* _Task brief_
Repeat every line from the start of the records down to the line containing "iota-prior-line xyxy=(975,928,1378,1141)", including both ends.

◆ ◆ ◆ ◆ ◆

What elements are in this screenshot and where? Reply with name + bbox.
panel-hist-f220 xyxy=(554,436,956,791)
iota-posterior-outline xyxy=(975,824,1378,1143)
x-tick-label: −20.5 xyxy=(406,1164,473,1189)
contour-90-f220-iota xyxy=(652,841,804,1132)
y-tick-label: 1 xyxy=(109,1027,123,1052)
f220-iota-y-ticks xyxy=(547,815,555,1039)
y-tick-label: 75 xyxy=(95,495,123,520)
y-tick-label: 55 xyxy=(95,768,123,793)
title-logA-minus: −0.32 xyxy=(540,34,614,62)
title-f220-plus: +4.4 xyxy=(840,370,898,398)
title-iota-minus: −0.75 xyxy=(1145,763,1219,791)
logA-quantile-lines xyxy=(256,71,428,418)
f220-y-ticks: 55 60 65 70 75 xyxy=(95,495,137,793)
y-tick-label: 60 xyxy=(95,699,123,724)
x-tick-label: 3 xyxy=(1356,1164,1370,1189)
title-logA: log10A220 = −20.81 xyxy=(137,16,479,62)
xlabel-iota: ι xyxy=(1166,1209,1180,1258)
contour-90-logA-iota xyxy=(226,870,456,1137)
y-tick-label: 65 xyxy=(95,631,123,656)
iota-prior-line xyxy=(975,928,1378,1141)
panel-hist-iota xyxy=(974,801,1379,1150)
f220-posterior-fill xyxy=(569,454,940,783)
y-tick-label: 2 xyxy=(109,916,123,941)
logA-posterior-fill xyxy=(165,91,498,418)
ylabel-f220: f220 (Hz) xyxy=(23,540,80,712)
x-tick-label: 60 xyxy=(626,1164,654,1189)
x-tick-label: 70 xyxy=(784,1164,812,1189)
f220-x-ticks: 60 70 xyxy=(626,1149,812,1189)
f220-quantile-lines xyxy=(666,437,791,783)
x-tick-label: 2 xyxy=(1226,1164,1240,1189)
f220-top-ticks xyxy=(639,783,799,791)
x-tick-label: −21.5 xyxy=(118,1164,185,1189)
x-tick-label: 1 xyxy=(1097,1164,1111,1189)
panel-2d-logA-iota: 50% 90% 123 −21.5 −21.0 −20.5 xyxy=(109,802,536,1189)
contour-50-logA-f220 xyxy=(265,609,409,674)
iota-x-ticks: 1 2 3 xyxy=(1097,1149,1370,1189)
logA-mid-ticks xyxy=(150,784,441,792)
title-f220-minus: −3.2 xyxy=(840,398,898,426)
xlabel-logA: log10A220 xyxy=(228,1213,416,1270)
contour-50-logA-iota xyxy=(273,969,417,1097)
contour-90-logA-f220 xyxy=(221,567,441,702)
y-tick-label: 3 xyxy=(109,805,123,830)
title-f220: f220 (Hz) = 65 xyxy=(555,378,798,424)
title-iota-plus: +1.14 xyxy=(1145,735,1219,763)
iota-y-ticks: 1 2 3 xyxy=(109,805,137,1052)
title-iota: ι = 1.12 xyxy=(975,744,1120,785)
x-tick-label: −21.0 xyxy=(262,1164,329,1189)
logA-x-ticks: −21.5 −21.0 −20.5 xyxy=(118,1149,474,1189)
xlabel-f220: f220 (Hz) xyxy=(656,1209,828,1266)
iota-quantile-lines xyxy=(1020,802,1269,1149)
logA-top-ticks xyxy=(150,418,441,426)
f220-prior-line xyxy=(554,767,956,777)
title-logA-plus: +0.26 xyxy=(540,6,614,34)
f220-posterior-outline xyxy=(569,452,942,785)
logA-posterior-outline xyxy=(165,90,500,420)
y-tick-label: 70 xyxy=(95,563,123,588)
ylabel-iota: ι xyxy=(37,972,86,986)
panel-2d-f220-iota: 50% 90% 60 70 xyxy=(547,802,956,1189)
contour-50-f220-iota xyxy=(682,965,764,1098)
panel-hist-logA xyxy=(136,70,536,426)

◆ ◆ ◆ ◆ ◆

* _Task response_
What elements are in this screenshot and where? Reply with name + bbox.
panel-hist-f220 xyxy=(554,436,956,791)
iota-posterior-outline xyxy=(975,824,1378,1143)
x-tick-label: −20.5 xyxy=(406,1164,473,1189)
contour-90-f220-iota xyxy=(652,841,804,1132)
y-tick-label: 1 xyxy=(109,1027,123,1052)
f220-iota-y-ticks xyxy=(547,815,555,1039)
y-tick-label: 75 xyxy=(95,495,123,520)
y-tick-label: 55 xyxy=(95,768,123,793)
title-logA-minus: −0.32 xyxy=(540,34,614,62)
title-f220-plus: +4.4 xyxy=(840,370,898,398)
title-iota-minus: −0.75 xyxy=(1145,763,1219,791)
logA-quantile-lines xyxy=(256,71,428,418)
f220-y-ticks: 55 60 65 70 75 xyxy=(95,495,137,793)
y-tick-label: 60 xyxy=(95,699,123,724)
x-tick-label: 3 xyxy=(1356,1164,1370,1189)
title-logA: log10A220 = −20.81 xyxy=(137,16,479,62)
xlabel-iota: ι xyxy=(1166,1209,1180,1258)
contour-90-logA-iota xyxy=(226,870,456,1137)
y-tick-label: 65 xyxy=(95,631,123,656)
iota-prior-line xyxy=(975,928,1378,1141)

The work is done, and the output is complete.